> Direction
Search the material below for the string "bottom" and list each line that holds it.

Entries with figure data
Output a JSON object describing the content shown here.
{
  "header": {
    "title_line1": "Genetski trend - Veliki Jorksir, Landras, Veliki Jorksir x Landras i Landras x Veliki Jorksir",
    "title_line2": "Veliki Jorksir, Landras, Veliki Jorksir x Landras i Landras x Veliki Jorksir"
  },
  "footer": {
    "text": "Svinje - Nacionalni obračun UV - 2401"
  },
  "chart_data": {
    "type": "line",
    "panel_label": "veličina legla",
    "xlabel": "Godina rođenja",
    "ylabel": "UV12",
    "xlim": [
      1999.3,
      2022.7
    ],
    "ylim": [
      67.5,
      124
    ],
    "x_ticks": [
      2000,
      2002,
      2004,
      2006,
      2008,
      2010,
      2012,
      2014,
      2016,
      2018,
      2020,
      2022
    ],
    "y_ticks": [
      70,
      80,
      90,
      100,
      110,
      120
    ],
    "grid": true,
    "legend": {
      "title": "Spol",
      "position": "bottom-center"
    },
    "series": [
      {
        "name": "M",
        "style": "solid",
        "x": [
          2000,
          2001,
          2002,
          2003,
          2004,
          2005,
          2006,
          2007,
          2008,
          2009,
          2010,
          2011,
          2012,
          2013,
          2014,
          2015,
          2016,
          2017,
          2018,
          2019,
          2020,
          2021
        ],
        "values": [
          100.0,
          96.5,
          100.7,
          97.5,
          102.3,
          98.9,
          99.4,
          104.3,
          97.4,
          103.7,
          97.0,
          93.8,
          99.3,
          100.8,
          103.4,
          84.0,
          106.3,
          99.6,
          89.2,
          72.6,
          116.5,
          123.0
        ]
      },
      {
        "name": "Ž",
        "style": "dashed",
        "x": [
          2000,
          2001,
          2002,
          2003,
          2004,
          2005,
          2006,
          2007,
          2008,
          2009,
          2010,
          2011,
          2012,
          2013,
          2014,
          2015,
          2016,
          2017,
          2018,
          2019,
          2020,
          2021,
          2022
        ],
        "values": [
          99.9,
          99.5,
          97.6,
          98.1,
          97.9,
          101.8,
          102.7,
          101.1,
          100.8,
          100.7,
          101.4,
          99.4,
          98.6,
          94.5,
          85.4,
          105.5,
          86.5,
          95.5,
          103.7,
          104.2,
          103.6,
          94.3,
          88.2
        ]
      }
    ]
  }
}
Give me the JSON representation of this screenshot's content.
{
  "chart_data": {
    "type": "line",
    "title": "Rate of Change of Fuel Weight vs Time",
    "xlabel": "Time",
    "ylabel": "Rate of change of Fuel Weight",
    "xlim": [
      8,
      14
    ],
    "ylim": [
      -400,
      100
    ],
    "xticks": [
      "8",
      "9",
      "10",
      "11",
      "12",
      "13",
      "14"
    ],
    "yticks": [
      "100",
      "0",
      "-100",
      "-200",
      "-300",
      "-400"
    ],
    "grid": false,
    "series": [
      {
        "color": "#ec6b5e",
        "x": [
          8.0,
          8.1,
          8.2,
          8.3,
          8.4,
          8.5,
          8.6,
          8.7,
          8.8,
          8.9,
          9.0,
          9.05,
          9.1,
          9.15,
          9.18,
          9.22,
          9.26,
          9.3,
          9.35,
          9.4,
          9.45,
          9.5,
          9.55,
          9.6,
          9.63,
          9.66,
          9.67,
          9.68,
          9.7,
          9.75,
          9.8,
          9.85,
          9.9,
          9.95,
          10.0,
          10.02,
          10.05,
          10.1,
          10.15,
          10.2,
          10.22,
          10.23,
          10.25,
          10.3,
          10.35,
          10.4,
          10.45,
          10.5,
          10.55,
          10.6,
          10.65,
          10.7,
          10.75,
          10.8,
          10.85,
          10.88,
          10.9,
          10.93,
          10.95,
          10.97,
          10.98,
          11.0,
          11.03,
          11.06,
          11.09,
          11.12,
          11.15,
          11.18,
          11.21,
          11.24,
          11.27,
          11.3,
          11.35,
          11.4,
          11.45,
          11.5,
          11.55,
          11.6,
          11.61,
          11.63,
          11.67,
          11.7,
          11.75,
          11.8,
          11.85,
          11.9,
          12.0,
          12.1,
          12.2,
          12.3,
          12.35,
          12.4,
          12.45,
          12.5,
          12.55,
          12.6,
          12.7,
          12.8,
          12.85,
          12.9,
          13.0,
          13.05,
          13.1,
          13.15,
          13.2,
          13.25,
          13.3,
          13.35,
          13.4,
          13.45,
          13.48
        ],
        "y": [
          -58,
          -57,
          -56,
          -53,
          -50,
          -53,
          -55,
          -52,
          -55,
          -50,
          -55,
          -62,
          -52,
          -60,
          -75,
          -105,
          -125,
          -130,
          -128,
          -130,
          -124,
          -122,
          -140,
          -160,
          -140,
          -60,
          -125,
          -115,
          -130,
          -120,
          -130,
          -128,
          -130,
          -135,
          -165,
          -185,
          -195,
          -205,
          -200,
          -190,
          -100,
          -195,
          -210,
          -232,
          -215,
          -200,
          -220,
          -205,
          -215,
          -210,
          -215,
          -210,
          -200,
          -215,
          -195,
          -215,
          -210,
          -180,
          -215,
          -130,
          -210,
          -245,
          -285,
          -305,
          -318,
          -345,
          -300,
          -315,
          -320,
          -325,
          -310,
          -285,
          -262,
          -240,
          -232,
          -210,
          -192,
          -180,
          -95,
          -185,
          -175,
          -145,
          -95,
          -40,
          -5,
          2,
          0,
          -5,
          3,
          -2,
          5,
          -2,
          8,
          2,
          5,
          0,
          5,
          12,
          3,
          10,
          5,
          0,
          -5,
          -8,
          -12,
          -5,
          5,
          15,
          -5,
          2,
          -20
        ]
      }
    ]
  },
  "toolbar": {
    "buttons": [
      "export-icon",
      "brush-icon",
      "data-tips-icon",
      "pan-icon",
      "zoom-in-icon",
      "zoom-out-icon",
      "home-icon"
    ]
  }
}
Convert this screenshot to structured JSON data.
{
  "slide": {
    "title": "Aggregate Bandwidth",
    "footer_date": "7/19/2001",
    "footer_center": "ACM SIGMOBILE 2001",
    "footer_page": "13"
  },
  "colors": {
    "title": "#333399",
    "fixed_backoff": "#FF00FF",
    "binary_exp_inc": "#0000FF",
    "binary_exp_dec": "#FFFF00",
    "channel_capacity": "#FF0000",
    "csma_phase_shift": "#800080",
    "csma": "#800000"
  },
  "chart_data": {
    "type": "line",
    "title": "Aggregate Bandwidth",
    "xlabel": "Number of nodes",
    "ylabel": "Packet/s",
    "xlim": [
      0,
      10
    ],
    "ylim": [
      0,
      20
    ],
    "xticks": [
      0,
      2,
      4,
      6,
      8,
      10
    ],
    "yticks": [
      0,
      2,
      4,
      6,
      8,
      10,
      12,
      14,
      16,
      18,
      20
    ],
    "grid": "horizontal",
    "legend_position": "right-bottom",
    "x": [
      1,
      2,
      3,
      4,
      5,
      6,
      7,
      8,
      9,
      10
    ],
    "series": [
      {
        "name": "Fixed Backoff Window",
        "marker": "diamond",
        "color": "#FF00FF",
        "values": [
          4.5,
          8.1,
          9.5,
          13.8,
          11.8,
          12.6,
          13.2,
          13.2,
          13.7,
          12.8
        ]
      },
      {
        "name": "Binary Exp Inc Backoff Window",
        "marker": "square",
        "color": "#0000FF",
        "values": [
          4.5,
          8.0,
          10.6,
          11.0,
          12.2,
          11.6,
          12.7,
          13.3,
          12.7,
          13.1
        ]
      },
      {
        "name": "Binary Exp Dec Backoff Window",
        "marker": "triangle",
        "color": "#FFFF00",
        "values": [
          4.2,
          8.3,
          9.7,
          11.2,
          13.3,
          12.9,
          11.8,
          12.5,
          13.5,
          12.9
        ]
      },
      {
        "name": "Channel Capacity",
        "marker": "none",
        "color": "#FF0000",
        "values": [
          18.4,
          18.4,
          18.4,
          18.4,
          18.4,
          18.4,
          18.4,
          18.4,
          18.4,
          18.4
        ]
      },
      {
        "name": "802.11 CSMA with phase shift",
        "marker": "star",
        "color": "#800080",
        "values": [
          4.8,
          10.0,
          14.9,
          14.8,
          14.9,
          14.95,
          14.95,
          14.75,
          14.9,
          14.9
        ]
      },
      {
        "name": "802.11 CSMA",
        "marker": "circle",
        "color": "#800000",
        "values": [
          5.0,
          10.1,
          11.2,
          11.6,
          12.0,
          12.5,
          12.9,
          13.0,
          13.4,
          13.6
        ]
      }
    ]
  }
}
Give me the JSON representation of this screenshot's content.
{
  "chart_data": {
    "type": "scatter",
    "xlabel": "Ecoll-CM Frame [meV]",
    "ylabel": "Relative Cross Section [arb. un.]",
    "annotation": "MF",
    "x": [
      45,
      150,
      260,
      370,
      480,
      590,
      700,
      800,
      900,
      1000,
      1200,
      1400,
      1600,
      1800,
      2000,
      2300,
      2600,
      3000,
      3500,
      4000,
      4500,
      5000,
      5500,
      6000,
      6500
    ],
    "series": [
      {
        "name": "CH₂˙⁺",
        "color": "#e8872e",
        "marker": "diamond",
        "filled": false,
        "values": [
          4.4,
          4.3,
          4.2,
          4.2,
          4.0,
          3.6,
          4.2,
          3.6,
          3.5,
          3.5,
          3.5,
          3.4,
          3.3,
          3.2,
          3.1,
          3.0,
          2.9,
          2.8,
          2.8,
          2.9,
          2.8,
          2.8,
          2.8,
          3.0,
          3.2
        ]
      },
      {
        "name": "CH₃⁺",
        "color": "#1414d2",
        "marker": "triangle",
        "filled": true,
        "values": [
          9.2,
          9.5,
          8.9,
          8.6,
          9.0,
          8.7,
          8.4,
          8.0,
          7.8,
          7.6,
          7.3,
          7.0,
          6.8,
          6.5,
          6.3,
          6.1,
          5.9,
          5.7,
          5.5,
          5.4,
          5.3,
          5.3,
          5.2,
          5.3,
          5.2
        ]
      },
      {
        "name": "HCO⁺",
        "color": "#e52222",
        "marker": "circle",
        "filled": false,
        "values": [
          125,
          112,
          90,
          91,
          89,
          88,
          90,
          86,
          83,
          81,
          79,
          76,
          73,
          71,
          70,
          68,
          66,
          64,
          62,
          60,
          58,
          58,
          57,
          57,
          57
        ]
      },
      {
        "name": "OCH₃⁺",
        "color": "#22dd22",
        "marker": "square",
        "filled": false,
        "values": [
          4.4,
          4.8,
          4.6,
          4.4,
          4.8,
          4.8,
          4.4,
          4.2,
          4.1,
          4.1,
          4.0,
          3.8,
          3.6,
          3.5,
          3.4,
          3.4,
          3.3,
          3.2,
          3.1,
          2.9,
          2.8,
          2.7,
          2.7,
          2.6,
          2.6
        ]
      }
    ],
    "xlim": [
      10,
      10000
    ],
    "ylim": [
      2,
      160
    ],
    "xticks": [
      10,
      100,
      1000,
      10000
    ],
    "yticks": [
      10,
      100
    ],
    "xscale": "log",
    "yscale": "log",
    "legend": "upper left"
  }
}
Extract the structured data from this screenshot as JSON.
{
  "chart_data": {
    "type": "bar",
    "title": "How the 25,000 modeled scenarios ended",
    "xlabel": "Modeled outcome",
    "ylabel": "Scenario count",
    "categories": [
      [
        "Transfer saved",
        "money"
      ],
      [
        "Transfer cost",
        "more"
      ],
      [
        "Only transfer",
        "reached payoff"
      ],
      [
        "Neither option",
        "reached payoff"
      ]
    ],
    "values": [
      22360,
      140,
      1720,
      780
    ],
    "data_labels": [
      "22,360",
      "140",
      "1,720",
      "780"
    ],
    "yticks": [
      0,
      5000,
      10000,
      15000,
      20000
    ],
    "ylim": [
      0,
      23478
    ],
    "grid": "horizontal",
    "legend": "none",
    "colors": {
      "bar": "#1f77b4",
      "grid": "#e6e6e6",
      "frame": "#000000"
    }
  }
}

> Answer for this exercise
      "position": "bottom-center"
    "legend_position": "right-bottom",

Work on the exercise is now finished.